» **TRECHO FORNECIDO**:
_ _ _ _ _ _ _
Há mais de um mês que leio o romance, e há mais de um mês que me chateio. Entenda-se o emprego do termo “chatear” em toda a extensão de sua área semântica: me aborreço com o tempo que perco fazendo isso; me entedio com o que leio; me entristeço pelo livro e me decepciono comigo mesmo ao constatar que, naquilo que muitos consideram “a obra-prima de Nabokov”, não sou capaz de encontrar senão um romance de cacoetes. Não me orgulho disso, ao contrário: sinto que perdi uma companhia extraordinária com a qual sempre pude contar.

Em Ada ou Ardor, contra a minha própria vontade, não consigo reconhecer mais do que o colapso dos maneirismos estilísticos e das opiniões programaticamente esnobes de Nabokov. A rigor, parece-me que ele apenas se dedica laboriosamente a imitar-se a si mesmo. E o pior é que, como todo imitador que é também um fã incondicional do que imita, acaba adotando os sestros mais espalhafatosos, e perdendo de vista as virtudes mais sutis ou dificultosas.
_ _ _ _ _ _ _
» **EXTRATO DE DADOS**:
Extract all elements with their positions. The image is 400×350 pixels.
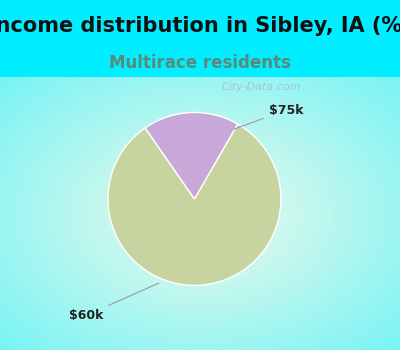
_ _ _ _ _ _ _
» **PEDIDO ESCRITO A**:
Responda com base no texto sobre Ada ou Ardor:
(i) Há quanto tempo quem escreve vem lendo o romance?
(ii) Como muitos consideram esse livro, segundo o texto?
(iii) A que Nabokov parece se dedicar laboriosamente?
» **PEDIDO ESCRITO B**: Retome o texto sobre Ada ou Ardor e escreva a continuação a partir do ponto em que ele termina.
Os dados formam um material à parte, independente do texto sobre Ada ou Ardor.

» **RESPOSTA ESPERADA A**:
(i) Há mais de um mês.
(ii) Como "a obra-prima de Nabokov".
(iii) A imitar-se a si mesmo.

» **RESPOSTA ESPERADA B**:
Vou tentar ser mais específico, embora mais uma vez esteja agindo em contradição com a minha vontade, que era fechar o livro a meio, e não falar mais dele, tamanho os maus humores que desatou em meu sangue. Entretanto, já ao falar assim grosseiramente do livro, a minha impressão imediata, em sentido contrário, é a de que, num tempo não muito distante, vou acabar comungando com a turma de fanáticos de Nabokov que aposta em Ada ou Ardor como a sua “obra-prima”. Mas não, não agora. Neste momento, nada me fará recuar de expor meu desgosto em meio ao livro: tenho de fazê-lo pagar pelo meu esforço, pelo meu torpor, até pela minha má vontade diante desta resenha que, antes de ser feita, já não pode ser feita. O que escrevo agora, infelizmente, sequer é resenha, mas crônica. Algum patetismo cômico se alojou em mim durante a escrita e não poderá mais ser ignorado: Ada ou Ardor simplesmente arrasou com a minha disposição analítica e me fez sentir, ao mesmíssimo tempo, vítima do engodo e culpado de reconhecê-lo.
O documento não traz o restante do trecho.